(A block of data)

══════════════════════════════

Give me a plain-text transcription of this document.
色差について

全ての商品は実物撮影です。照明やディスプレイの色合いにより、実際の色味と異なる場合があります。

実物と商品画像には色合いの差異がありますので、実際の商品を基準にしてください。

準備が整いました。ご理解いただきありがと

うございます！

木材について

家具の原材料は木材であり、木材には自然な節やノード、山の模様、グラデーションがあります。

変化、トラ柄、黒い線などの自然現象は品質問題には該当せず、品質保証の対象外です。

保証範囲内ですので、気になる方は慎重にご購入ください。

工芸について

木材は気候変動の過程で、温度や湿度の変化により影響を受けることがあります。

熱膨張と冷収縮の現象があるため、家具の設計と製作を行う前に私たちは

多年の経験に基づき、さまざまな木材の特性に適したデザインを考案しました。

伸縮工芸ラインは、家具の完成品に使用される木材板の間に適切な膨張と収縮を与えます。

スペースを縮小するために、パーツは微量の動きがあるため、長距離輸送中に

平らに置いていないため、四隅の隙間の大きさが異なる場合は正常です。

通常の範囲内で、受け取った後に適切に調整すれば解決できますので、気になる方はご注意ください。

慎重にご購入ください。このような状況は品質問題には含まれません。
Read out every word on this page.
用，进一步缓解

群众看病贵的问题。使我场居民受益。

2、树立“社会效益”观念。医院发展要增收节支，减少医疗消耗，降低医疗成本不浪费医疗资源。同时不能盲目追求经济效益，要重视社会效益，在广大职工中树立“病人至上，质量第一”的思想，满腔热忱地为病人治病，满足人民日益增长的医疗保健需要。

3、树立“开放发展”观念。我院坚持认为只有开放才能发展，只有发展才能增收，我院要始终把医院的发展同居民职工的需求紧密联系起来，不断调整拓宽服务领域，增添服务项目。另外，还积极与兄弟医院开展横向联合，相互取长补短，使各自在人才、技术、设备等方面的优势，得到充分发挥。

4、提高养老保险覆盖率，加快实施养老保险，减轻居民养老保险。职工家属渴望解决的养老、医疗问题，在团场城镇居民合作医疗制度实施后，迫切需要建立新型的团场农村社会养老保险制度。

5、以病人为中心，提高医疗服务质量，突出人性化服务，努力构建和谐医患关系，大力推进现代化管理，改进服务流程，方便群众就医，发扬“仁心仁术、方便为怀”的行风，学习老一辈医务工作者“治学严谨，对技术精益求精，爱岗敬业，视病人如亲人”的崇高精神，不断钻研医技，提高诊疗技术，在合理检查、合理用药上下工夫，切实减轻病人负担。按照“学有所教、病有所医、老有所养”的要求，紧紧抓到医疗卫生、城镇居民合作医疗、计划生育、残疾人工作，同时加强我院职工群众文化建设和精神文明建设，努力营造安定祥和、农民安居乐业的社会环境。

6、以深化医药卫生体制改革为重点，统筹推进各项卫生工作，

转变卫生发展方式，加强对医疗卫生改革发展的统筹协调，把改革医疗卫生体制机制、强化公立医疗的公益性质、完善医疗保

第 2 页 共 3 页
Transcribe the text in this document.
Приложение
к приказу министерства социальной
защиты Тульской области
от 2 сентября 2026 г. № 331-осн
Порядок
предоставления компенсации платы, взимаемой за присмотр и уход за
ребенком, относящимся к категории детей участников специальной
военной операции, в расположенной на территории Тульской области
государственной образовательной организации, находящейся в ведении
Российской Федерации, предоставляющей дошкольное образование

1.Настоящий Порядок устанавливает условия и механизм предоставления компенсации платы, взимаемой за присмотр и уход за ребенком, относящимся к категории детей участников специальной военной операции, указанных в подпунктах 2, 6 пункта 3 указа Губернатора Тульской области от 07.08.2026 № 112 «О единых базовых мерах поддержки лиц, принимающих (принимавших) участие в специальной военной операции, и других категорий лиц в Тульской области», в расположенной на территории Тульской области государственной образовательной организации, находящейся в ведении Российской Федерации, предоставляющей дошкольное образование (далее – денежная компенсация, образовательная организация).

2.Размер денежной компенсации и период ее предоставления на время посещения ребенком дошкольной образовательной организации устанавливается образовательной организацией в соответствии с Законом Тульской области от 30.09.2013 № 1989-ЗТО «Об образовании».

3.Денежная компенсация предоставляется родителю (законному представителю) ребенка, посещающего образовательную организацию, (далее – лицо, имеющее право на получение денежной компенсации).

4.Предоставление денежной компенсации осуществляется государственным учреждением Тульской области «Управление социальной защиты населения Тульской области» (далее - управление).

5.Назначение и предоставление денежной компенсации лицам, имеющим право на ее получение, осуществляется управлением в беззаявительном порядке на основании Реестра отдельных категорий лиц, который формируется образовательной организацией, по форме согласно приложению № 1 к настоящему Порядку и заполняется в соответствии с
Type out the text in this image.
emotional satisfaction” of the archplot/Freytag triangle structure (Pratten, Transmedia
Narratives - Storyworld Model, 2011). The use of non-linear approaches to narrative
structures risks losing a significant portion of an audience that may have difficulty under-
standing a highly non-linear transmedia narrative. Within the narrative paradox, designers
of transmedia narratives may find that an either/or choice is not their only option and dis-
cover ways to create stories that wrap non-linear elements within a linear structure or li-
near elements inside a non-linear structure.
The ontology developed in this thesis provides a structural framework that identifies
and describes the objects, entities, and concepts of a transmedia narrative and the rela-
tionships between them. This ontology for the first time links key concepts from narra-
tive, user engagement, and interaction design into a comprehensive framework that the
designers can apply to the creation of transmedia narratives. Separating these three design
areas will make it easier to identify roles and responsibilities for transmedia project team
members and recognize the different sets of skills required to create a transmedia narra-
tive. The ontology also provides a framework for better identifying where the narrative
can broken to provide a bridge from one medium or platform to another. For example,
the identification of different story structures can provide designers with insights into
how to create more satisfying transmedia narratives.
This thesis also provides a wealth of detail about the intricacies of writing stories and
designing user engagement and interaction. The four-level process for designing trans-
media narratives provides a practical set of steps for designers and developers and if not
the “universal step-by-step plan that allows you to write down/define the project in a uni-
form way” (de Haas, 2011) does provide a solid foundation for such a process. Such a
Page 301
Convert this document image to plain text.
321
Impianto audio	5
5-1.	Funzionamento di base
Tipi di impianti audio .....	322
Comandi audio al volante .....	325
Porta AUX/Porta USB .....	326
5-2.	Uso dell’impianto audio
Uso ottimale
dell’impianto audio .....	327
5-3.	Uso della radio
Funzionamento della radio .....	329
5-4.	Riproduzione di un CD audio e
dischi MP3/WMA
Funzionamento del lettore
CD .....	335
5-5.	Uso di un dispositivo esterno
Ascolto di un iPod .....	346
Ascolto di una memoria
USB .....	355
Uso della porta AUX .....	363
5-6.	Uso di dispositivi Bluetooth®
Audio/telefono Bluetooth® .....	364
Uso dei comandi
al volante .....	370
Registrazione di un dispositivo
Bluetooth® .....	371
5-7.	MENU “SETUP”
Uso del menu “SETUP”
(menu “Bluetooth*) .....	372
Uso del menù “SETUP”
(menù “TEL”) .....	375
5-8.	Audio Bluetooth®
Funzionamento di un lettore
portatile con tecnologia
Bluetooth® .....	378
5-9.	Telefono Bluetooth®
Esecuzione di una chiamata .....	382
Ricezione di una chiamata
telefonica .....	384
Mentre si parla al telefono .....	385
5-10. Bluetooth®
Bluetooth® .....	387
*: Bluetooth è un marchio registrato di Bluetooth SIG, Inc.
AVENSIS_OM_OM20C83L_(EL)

══════════════════════════════

#### What is expected
Set all of the entries down again, exactly as they were given.

#### Expected answer
Give me a plain-text transcription of this document.
色差について

全ての商品は実物撮影です。照明やディスプレイの色合いにより、実際の色味と異なる場合があります。

実物と商品画像には色合いの差異がありますので、実際の商品を基準にしてください。

準備が整いました。ご理解いただきありがと

うございます！

木材について

家具の原材料は木材であり、木材には自然な節やノード、山の模様、グラデーションがあります。

変化、トラ柄、黒い線などの自然現象は品質問題には該当せず、品質保証の対象外です。

保証範囲内ですので、気になる方は慎重にご購入ください。

工芸について

木材は気候変動の過程で、温度や湿度の変化により影響を受けることがあります。

熱膨張と冷収縮の現象があるため、家具の設計と製作を行う前に私たちは

多年の経験に基づき、さまざまな木材の特性に適したデザインを考案しました。

伸縮工芸ラインは、家具の完成品に使用される木材板の間に適切な膨張と収縮を与えます。

スペースを縮小するために、パーツは微量の動きがあるため、長距離輸送中に

平らに置いていないため、四隅の隙間の大きさが異なる場合は正常です。

通常の範囲内で、受け取った後に適切に調整すれば解決できますので、気になる方はご注意ください。

慎重にご購入ください。このような状況は品質問題には含まれません。
Read out every word on this page.
用，进一步缓解

群众看病贵的问题。使我场居民受益。

2、树立“社会效益”观念。医院发展要增收节支，减少医疗消耗，降低医疗成本不浪费医疗资源。同时不能盲目追求经济效益，要重视社会效益，在广大职工中树立“病人至上，质量第一”的思想，满腔热忱地为病人治病，满足人民日益增长的医疗保健需要。

3、树立“开放发展”观念。我院坚持认为只有开放才能发展，只有发展才能增收，我院要始终把医院的发展同居民职工的需求紧密联系起来，不断调整拓宽服务领域，增添服务项目。另外，还积极与兄弟医院开展横向联合，相互取长补短，使各自在人才、技术、设备等方面的优势，得到充分发挥。

4、提高养老保险覆盖率，加快实施养老保险，减轻居民养老保险。职工家属渴望解决的养老、医疗问题，在团场城镇居民合作医疗制度实施后，迫切需要建立新型的团场农村社会养老保险制度。

5、以病人为中心，提高医疗服务质量，突出人性化服务，努力构建和谐医患关系，大力推进现代化管理，改进服务流程，方便群众就医，发扬“仁心仁术、方便为怀”的行风，学习老一辈医务工作者“治学严谨，对技术精益求精，爱岗敬业，视病人如亲人”的崇高精神，不断钻研医技，提高诊疗技术，在合理检查、合理用药上下工夫，切实减轻病人负担。按照“学有所教、病有所医、老有所养”的要求，紧紧抓到医疗卫生、城镇居民合作医疗、计划生育、残疾人工作，同时加强我院职工群众文化建设和精神文明建设，努力营造安定祥和、农民安居乐业的社会环境。

6、以深化医药卫生体制改革为重点，统筹推进各项卫生工作，

转变卫生发展方式，加强对医疗卫生改革发展的统筹协调，把改革医疗卫生体制机制、强化公立医疗的公益性质、完善医疗保

第 2 页 共 3 页
Transcribe the text in this document.
Приложение
к приказу министерства социальной
защиты Тульской области
от 2 сентября 2026 г. № 331-осн
Порядок
предоставления компенсации платы, взимаемой за присмотр и уход за
ребенком, относящимся к категории детей участников специальной
военной операции, в расположенной на территории Тульской области
государственной образовательной организации, находящейся в ведении
Российской Федерации, предоставляющей дошкольное образование

1.Настоящий Порядок устанавливает условия и механизм предоставления компенсации платы, взимаемой за присмотр и уход за ребенком, относящимся к категории детей участников специальной военной операции, указанных в подпунктах 2, 6 пункта 3 указа Губернатора Тульской области от 07.08.2026 № 112 «О единых базовых мерах поддержки лиц, принимающих (принимавших) участие в специальной военной операции, и других категорий лиц в Тульской области», в расположенной на территории Тульской области государственной образовательной организации, находящейся в ведении Российской Федерации, предоставляющей дошкольное образование (далее – денежная компенсация, образовательная организация).

2.Размер денежной компенсации и период ее предоставления на время посещения ребенком дошкольной образовательной организации устанавливается образовательной организацией в соответствии с Законом Тульской области от 30.09.2013 № 1989-ЗТО «Об образовании».

3.Денежная компенсация предоставляется родителю (законному представителю) ребенка, посещающего образовательную организацию, (далее – лицо, имеющее право на получение денежной компенсации).

4.Предоставление денежной компенсации осуществляется государственным учреждением Тульской области «Управление социальной защиты населения Тульской области» (далее - управление).

5.Назначение и предоставление денежной компенсации лицам, имеющим право на ее получение, осуществляется управлением в беззаявительном порядке на основании Реестра отдельных категорий лиц, который формируется образовательной организацией, по форме согласно приложению № 1 к настоящему Порядку и заполняется в соответствии с
Type out the text in this image.
emotional satisfaction” of the archplot/Freytag triangle structure (Pratten, Transmedia
Narratives - Storyworld Model, 2011). The use of non-linear approaches to narrative
structures risks losing a significant portion of an audience that may have difficulty under-
standing a highly non-linear transmedia narrative. Within the narrative paradox, designers
of transmedia narratives may find that an either/or choice is not their only option and dis-
cover ways to create stories that wrap non-linear elements within a linear structure or li-
near elements inside a non-linear structure.
The ontology developed in this thesis provides a structural framework that identifies
and describes the objects, entities, and concepts of a transmedia narrative and the rela-
tionships between them. This ontology for the first time links key concepts from narra-
tive, user engagement, and interaction design into a comprehensive framework that the
designers can apply to the creation of transmedia narratives. Separating these three design
areas will make it easier to identify roles and responsibilities for transmedia project team
members and recognize the different sets of skills required to create a transmedia narra-
tive. The ontology also provides a framework for better identifying where the narrative
can broken to provide a bridge from one medium or platform to another. For example,
the identification of different story structures can provide designers with insights into
how to create more satisfying transmedia narratives.
This thesis also provides a wealth of detail about the intricacies of writing stories and
designing user engagement and interaction. The four-level process for designing trans-
media narratives provides a practical set of steps for designers and developers and if not
the “universal step-by-step plan that allows you to write down/define the project in a uni-
form way” (de Haas, 2011) does provide a solid foundation for such a process. Such a
Page 301
Convert this document image to plain text.
321
Impianto audio	5
5-1.	Funzionamento di base
Tipi di impianti audio .....	322
Comandi audio al volante .....	325
Porta AUX/Porta USB .....	326
5-2.	Uso dell’impianto audio
Uso ottimale
dell’impianto audio .....	327
5-3.	Uso della radio
Funzionamento della radio .....	329
5-4.	Riproduzione di un CD audio e
dischi MP3/WMA
Funzionamento del lettore
CD .....	335
5-5.	Uso di un dispositivo esterno
Ascolto di un iPod .....	346
Ascolto di una memoria
USB .....	355
Uso della porta AUX .....	363
5-6.	Uso di dispositivi Bluetooth®
Audio/telefono Bluetooth® .....	364
Uso dei comandi
al volante .....	370
Registrazione di un dispositivo
Bluetooth® .....	371
5-7.	MENU “SETUP”
Uso del menu “SETUP”
(menu “Bluetooth*) .....	372
Uso del menù “SETUP”
(menù “TEL”) .....	375
5-8.	Audio Bluetooth®
Funzionamento di un lettore
portatile con tecnologia
Bluetooth® .....	378
5-9.	Telefono Bluetooth®
Esecuzione di una chiamata .....	382
Ricezione di una chiamata
telefonica .....	384
Mentre si parla al telefono .....	385
5-10. Bluetooth®
Bluetooth® .....	387
*: Bluetooth è un marchio registrato di Bluetooth SIG, Inc.
AVENSIS_OM_OM20C83L_(EL)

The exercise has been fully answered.